Report all lines from the entries below in which "screenshot" appears.

::::

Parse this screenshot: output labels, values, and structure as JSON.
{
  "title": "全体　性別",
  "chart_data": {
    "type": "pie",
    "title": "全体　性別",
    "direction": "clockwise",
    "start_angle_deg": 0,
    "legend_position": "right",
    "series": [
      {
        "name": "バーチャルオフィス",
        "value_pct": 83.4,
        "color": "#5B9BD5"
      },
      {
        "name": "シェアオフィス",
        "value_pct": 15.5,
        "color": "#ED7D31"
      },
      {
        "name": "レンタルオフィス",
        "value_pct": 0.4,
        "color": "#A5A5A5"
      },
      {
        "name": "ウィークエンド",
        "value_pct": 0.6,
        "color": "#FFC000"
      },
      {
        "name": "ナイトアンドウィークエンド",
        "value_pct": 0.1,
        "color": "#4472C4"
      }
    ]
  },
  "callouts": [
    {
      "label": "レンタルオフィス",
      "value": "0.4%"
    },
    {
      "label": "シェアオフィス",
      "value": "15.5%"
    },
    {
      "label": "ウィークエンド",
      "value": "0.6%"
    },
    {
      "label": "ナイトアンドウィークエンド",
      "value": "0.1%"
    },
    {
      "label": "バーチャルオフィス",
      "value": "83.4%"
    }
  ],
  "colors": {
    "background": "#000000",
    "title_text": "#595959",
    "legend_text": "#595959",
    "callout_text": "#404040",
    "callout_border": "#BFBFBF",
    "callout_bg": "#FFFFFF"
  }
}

::::

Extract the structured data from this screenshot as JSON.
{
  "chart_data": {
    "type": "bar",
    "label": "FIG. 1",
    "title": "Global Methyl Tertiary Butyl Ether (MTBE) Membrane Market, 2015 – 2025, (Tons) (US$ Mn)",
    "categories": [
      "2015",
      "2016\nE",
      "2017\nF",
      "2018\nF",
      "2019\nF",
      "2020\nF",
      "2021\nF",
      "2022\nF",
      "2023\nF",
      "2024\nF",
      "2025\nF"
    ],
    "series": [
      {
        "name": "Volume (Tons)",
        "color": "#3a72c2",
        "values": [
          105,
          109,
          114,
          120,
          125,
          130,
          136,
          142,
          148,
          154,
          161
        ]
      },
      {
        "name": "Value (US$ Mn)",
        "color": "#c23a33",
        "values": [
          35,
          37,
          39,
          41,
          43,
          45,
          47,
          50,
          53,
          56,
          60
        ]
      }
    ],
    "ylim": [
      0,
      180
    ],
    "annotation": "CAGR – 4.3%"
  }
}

::::

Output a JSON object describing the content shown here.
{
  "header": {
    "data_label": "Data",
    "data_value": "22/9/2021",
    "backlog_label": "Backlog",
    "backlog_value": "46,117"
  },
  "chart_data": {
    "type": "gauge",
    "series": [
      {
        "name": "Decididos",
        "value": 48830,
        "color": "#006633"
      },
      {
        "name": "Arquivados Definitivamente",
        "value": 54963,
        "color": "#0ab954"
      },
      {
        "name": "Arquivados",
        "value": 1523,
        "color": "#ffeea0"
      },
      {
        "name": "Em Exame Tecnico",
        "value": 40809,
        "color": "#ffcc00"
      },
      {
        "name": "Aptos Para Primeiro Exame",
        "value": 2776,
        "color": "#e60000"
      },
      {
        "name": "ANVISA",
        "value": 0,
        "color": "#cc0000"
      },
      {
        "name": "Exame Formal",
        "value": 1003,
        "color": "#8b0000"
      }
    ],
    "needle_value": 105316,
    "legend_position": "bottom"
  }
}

::::

• Output of the task:
Parse this screenshot: output labels, values, and structure as JSON.
Extract the structured data from this screenshot as JSON.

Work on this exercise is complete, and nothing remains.